Dataset entries

━━━━━━

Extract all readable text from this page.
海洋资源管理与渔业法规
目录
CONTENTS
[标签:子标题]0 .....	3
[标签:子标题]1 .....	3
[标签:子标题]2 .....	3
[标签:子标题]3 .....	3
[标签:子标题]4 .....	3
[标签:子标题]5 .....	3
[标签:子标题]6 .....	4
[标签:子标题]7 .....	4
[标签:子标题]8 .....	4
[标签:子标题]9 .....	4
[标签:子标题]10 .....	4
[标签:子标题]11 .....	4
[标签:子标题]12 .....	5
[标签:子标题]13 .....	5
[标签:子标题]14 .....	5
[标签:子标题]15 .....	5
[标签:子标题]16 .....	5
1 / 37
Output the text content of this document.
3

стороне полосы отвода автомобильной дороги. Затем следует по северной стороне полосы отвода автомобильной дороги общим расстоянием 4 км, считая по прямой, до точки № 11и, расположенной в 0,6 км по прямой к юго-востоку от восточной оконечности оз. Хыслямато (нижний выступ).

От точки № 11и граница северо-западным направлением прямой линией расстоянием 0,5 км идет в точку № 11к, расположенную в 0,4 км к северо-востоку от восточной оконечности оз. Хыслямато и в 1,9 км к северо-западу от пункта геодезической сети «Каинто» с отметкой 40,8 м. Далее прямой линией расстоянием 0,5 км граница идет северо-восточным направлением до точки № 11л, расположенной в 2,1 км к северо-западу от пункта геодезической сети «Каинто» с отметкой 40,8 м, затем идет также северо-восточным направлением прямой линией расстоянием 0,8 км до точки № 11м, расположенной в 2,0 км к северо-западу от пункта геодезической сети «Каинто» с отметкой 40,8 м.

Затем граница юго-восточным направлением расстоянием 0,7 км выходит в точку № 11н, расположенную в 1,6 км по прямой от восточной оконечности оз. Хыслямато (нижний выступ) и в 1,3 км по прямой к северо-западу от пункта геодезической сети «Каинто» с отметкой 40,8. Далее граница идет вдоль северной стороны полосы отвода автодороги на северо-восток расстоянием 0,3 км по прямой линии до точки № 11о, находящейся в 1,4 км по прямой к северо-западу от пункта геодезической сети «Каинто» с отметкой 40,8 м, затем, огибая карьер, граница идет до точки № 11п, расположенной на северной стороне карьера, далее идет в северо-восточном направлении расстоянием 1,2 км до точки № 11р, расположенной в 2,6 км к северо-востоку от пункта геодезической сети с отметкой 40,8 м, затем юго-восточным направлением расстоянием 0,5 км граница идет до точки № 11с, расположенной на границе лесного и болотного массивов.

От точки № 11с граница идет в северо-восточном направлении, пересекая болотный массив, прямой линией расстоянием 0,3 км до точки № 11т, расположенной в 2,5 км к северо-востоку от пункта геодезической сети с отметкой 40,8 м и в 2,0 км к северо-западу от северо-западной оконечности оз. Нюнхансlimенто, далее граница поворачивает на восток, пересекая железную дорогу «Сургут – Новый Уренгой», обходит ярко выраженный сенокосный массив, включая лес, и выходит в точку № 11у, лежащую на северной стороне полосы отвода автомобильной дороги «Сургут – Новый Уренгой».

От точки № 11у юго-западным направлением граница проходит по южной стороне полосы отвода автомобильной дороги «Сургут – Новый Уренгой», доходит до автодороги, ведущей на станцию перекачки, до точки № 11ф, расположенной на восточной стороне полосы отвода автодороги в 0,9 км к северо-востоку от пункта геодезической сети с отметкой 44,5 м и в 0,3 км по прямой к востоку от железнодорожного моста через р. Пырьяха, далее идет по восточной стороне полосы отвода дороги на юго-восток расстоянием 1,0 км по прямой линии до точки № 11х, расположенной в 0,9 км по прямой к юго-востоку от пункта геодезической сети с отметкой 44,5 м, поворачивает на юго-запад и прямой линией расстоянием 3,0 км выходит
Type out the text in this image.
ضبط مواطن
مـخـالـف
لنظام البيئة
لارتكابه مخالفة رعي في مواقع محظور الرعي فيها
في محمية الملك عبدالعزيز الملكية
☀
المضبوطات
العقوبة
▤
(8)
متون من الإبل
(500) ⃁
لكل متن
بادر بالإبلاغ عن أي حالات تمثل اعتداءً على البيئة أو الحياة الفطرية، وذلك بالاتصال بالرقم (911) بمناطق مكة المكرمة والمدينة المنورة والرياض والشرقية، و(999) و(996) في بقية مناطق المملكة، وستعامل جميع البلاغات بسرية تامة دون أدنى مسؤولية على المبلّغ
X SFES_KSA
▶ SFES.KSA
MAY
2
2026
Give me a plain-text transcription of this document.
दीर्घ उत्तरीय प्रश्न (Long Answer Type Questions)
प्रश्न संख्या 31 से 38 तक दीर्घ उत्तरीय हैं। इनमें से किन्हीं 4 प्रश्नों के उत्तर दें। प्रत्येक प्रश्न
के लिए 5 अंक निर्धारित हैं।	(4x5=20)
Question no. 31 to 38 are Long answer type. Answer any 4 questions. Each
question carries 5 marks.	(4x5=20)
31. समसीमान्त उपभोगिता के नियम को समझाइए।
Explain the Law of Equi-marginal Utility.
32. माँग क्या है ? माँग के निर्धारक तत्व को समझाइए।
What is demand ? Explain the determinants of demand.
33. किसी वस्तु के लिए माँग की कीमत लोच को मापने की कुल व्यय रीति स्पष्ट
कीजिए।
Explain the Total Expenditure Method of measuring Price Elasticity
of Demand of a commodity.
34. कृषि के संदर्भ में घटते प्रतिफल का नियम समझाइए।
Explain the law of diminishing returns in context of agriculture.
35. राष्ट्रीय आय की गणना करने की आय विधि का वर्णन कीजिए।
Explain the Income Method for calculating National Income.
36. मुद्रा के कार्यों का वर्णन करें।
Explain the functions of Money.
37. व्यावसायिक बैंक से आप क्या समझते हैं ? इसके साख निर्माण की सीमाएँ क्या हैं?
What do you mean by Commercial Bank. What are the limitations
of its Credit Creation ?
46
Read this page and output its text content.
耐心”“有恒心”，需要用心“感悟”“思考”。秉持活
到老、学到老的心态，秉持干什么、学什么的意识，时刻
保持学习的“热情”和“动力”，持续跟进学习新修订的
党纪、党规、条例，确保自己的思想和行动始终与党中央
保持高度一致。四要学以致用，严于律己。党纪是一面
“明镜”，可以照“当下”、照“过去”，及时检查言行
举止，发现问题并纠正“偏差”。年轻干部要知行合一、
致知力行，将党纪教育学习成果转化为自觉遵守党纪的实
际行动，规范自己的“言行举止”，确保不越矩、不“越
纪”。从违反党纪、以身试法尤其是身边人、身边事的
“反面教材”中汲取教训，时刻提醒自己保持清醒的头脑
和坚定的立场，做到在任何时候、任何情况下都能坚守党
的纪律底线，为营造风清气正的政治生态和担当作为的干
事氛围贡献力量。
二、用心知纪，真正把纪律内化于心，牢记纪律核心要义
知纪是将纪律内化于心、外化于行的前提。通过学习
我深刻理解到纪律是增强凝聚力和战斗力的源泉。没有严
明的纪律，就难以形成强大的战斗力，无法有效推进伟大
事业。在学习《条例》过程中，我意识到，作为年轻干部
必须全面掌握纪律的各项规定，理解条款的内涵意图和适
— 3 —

━━━━━━

:: REQUIRED TASK ::
Each line in the data that holds the string "Explain" should be found and copied.

:: COMPLETED EXERCISE ::
Explain the Law of Equi-marginal Utility.
What is demand ? Explain the determinants of demand.
Explain the Total Expenditure Method of measuring Price Elasticity
Explain the law of diminishing returns in context of agriculture.
Explain the Income Method for calculating National Income.
Explain the functions of Money.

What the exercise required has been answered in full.